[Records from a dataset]
===============
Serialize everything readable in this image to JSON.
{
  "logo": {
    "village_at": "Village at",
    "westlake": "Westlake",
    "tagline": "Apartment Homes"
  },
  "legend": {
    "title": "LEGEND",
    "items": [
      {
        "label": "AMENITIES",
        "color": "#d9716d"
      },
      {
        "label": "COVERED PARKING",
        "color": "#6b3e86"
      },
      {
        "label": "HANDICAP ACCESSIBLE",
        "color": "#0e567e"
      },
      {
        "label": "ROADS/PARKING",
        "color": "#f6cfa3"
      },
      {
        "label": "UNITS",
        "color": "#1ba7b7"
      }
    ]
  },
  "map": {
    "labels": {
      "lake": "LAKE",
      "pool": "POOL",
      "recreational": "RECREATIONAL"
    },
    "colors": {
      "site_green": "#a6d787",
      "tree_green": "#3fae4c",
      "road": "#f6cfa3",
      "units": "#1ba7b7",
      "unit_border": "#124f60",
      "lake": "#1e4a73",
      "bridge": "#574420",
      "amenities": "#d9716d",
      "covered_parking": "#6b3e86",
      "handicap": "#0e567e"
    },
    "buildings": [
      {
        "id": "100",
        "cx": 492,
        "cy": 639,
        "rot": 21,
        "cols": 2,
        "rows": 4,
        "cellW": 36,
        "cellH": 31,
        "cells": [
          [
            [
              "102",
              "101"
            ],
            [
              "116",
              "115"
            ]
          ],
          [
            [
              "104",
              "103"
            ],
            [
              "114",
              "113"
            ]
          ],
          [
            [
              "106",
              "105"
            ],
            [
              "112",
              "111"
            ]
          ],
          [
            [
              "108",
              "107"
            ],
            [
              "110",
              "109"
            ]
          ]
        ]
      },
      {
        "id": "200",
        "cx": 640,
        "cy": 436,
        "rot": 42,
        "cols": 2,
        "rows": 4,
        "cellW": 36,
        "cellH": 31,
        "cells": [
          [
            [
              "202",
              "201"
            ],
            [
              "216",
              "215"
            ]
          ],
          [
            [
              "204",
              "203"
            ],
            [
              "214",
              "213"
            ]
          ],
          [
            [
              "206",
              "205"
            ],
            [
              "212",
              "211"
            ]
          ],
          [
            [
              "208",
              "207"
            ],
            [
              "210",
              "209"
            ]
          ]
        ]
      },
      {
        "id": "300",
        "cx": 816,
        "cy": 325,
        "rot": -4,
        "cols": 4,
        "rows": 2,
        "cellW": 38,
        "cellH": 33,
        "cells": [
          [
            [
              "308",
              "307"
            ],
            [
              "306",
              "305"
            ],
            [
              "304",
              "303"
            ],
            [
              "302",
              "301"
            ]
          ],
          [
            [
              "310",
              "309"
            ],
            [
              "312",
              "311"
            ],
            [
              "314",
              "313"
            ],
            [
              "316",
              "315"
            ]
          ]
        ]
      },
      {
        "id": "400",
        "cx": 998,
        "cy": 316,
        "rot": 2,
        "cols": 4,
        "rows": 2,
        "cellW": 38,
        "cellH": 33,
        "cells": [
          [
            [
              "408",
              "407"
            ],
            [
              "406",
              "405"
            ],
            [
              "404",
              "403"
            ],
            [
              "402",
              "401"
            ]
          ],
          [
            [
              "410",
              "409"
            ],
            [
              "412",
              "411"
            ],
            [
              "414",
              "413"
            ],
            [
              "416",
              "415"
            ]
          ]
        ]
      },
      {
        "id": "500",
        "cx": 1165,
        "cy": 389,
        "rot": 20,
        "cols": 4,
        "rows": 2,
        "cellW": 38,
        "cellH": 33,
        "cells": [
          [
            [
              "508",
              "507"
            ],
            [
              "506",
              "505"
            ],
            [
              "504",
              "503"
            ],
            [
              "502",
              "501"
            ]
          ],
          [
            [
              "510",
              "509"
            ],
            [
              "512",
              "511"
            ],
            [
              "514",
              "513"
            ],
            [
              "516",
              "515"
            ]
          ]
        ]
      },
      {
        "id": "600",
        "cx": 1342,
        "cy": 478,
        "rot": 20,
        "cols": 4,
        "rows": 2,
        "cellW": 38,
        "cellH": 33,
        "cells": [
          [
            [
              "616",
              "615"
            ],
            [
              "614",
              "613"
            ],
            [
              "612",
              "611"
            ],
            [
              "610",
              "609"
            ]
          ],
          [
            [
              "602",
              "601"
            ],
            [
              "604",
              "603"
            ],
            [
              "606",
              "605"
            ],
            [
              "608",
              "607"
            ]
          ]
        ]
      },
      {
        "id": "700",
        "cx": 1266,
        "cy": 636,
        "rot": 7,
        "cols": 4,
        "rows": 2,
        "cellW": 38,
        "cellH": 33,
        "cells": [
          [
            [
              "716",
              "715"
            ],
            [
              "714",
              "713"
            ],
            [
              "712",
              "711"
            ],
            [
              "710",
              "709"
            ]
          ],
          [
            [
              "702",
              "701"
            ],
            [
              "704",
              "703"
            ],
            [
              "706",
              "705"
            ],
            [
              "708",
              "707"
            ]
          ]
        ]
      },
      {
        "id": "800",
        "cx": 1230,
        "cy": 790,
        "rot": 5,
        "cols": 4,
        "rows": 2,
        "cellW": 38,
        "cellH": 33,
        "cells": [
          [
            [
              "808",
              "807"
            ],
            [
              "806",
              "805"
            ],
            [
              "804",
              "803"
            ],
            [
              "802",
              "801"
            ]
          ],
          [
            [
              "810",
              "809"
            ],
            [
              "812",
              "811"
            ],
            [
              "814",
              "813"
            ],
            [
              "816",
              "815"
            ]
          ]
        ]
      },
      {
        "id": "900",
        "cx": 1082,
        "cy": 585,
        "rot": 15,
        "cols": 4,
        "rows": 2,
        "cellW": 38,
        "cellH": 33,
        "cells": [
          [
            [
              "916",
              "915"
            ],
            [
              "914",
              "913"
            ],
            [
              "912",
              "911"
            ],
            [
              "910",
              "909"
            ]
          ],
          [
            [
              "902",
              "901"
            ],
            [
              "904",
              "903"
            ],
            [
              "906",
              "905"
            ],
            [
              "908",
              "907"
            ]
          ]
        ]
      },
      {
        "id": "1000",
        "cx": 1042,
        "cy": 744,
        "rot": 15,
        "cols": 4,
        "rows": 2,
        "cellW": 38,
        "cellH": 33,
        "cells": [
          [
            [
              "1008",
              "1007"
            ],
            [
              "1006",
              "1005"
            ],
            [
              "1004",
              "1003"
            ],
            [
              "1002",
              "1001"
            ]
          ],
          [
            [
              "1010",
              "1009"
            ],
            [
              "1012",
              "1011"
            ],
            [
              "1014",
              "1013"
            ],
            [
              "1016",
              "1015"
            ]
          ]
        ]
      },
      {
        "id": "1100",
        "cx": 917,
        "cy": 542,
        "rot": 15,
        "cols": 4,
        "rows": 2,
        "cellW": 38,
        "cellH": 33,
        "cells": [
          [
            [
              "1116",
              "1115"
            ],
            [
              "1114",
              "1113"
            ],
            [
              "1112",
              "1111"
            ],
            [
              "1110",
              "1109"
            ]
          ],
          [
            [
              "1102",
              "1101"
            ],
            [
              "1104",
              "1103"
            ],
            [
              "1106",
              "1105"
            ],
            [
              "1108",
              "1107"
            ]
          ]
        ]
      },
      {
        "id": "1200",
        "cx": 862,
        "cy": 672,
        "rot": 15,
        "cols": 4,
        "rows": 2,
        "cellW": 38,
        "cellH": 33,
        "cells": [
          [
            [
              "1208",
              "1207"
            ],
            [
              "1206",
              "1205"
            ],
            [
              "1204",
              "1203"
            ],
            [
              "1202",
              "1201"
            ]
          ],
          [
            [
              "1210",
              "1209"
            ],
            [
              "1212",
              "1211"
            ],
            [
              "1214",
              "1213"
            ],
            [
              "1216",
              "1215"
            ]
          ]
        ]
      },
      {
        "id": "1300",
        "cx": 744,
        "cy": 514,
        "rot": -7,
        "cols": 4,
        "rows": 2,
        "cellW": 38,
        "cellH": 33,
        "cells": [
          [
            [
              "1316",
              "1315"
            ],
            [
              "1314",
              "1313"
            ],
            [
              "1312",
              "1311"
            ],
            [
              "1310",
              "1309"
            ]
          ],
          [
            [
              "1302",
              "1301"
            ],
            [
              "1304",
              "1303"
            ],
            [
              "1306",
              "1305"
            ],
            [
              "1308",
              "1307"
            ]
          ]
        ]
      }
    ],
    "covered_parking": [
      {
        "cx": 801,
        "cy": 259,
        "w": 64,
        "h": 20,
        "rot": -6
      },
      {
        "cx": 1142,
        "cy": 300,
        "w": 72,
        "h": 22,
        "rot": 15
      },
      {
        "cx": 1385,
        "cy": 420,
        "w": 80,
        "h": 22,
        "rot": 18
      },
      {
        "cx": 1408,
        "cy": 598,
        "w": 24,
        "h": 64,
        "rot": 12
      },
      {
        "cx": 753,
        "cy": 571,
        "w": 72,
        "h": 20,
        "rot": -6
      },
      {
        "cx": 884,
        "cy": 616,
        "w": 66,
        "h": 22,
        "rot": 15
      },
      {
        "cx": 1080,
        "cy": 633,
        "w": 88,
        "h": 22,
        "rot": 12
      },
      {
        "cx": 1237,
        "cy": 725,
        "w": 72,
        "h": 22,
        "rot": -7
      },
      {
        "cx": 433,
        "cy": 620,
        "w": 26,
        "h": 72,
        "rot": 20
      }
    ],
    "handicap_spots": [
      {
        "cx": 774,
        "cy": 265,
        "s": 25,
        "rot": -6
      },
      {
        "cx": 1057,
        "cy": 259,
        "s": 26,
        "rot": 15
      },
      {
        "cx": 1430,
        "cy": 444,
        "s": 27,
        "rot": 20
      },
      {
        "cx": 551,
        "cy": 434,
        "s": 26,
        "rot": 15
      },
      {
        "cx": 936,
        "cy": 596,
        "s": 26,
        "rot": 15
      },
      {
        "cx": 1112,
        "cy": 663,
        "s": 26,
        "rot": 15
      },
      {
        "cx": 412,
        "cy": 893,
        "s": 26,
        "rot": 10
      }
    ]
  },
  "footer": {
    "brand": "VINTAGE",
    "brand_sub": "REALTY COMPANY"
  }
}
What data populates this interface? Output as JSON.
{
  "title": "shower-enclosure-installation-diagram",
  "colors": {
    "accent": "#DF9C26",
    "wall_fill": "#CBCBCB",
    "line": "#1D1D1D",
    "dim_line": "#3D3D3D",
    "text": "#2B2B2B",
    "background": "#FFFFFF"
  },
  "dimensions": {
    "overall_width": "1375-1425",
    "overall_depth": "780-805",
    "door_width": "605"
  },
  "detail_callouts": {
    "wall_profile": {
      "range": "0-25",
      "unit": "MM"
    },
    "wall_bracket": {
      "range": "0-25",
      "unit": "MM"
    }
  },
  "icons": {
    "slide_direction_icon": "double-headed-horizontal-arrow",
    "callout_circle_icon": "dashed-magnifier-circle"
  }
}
===============
→ What needs to be done: Give again only the lines of the material above that run from the one with "What data populates" through the end, both included, exactly as they appear.

→ Task response:
What data populates this interface? Output as JSON.
{
  "title": "shower-enclosure-installation-diagram",
  "colors": {
    "accent": "#DF9C26",
    "wall_fill": "#CBCBCB",
    "line": "#1D1D1D",
    "dim_line": "#3D3D3D",
    "text": "#2B2B2B",
    "background": "#FFFFFF"
  },
  "dimensions": {
    "overall_width": "1375-1425",
    "overall_depth": "780-805",
    "door_width": "605"
  },
  "detail_callouts": {
    "wall_profile": {
      "range": "0-25",
      "unit": "MM"
    },
    "wall_bracket": {
      "range": "0-25",
      "unit": "MM"
    }
  },
  "icons": {
    "slide_direction_icon": "double-headed-horizontal-arrow",
    "callout_circle_icon": "dashed-magnifier-circle"
  }
}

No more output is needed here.